● **DIRECTIONS FOR THIS TASK**
Go through the entries one line at a time, and gather every line that has the word "verstehen".
------ EXERCISE MATERIAL ------
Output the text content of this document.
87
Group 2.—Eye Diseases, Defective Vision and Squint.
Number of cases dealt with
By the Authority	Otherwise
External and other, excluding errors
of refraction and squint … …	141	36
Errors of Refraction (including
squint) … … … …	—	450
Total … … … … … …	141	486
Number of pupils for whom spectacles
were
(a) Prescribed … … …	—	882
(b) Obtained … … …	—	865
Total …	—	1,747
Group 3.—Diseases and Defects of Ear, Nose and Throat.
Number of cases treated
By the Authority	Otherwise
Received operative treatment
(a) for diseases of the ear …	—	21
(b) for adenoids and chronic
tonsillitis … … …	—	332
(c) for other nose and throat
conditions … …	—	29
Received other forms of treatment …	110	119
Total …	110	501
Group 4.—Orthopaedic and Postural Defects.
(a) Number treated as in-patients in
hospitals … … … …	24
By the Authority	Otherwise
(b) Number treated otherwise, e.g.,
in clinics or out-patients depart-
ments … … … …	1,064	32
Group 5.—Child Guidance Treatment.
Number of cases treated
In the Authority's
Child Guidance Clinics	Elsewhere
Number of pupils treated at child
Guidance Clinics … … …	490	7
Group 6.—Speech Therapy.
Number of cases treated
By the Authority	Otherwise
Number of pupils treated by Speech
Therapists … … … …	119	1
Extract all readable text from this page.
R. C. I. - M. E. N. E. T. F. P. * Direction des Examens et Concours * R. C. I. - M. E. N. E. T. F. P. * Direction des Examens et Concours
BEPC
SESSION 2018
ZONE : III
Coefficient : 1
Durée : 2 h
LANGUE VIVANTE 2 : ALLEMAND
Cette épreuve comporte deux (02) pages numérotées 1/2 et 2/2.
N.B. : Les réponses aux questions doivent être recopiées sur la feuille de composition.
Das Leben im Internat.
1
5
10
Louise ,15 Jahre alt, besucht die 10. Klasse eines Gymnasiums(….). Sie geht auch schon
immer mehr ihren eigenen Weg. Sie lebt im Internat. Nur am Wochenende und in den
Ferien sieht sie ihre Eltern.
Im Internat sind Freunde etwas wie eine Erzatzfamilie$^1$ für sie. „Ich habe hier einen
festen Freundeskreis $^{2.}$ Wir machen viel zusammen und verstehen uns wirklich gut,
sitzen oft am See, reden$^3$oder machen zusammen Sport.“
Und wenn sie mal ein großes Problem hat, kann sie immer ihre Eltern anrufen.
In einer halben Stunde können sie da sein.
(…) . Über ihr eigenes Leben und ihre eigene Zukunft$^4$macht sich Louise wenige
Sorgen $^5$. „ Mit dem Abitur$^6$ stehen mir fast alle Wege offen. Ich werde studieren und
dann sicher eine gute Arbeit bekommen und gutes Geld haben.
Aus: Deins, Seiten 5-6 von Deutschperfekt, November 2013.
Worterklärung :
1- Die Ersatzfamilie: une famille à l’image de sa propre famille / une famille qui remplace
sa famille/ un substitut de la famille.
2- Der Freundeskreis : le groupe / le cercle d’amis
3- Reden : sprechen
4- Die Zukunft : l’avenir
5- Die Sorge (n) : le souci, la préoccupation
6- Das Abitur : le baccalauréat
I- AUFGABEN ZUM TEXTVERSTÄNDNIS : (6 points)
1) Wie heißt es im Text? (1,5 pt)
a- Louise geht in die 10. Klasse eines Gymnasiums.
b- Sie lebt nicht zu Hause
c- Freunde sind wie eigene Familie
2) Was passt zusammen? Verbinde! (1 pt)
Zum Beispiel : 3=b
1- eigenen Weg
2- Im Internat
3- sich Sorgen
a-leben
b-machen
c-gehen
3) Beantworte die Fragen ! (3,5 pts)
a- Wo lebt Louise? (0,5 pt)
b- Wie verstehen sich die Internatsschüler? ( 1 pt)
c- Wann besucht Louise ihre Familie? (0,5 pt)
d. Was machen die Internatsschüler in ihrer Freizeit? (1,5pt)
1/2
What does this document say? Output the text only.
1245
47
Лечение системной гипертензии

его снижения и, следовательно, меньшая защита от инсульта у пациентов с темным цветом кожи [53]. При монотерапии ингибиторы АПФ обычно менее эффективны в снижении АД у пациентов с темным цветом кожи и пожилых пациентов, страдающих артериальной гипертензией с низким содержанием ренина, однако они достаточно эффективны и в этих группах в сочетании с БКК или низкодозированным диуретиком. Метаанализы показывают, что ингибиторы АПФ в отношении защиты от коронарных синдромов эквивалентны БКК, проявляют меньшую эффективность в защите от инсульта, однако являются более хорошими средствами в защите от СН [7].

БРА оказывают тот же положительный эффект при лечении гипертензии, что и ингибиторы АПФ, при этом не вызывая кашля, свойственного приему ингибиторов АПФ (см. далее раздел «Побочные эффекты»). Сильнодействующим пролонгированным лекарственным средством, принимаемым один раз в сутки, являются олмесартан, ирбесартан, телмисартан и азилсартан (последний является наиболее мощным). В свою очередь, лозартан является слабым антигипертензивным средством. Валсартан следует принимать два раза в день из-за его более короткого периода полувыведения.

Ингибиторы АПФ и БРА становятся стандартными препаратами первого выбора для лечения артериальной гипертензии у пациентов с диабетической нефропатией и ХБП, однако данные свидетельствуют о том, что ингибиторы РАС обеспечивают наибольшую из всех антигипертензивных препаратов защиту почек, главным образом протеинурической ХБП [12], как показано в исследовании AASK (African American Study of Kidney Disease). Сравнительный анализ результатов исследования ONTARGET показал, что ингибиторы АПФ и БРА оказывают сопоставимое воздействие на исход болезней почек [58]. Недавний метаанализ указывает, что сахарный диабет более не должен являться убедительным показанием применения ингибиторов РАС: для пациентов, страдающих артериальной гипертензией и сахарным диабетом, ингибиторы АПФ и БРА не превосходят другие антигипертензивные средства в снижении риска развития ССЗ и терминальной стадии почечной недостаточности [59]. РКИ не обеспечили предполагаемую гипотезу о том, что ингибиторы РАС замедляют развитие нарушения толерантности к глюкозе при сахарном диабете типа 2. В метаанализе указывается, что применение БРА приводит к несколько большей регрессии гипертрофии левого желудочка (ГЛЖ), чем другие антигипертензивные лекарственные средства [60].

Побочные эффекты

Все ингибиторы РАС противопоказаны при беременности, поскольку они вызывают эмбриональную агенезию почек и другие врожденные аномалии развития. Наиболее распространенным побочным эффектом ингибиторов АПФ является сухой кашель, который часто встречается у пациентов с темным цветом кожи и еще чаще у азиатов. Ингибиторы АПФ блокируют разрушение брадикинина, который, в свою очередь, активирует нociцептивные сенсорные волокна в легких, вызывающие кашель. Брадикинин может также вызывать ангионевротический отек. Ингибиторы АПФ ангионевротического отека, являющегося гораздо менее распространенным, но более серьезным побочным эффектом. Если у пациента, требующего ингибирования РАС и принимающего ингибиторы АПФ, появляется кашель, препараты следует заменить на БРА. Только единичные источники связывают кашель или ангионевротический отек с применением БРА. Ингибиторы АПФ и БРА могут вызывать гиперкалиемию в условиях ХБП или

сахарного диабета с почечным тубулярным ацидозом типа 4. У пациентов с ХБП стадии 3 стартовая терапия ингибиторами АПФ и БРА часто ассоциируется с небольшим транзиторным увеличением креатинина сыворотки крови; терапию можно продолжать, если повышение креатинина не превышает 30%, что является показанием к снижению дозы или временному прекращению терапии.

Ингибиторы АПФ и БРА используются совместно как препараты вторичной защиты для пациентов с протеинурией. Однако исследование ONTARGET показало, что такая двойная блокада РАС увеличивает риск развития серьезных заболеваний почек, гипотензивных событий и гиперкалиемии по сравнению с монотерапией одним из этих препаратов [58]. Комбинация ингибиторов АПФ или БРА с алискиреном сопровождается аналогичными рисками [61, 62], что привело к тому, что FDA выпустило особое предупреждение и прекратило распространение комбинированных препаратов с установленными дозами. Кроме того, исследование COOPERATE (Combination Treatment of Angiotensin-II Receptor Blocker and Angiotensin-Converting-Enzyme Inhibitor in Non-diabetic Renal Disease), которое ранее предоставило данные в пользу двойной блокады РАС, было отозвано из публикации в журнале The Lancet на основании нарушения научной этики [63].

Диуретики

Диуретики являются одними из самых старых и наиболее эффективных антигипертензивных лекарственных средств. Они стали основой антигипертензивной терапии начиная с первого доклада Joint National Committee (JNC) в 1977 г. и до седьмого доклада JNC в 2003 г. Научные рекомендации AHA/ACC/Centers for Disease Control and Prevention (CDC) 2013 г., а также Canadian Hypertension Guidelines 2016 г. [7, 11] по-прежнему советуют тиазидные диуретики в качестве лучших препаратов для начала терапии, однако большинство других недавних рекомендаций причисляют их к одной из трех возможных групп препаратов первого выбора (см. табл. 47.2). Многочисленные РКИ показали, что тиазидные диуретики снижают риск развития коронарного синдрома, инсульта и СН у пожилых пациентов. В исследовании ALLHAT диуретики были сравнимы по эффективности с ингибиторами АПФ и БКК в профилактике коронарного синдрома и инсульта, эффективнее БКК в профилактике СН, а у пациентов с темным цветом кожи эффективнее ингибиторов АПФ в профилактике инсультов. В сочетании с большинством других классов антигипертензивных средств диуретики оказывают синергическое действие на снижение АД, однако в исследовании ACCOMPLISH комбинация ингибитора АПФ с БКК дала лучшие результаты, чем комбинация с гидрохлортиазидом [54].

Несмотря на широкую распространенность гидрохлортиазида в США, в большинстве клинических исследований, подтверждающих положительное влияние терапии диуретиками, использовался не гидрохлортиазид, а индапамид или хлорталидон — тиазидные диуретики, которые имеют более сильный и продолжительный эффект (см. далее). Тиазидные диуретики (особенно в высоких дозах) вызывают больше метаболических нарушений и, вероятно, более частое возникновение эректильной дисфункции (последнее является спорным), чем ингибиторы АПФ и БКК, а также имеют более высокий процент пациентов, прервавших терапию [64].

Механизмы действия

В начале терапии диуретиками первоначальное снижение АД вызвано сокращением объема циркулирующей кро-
------
● **ANSWER SPACE**
festen Freundeskreis $^{2.}$ Wir machen viel zusammen und verstehen uns wirklich gut,
b- Wie verstehen sich die Internatsschüler? ( 1 pt)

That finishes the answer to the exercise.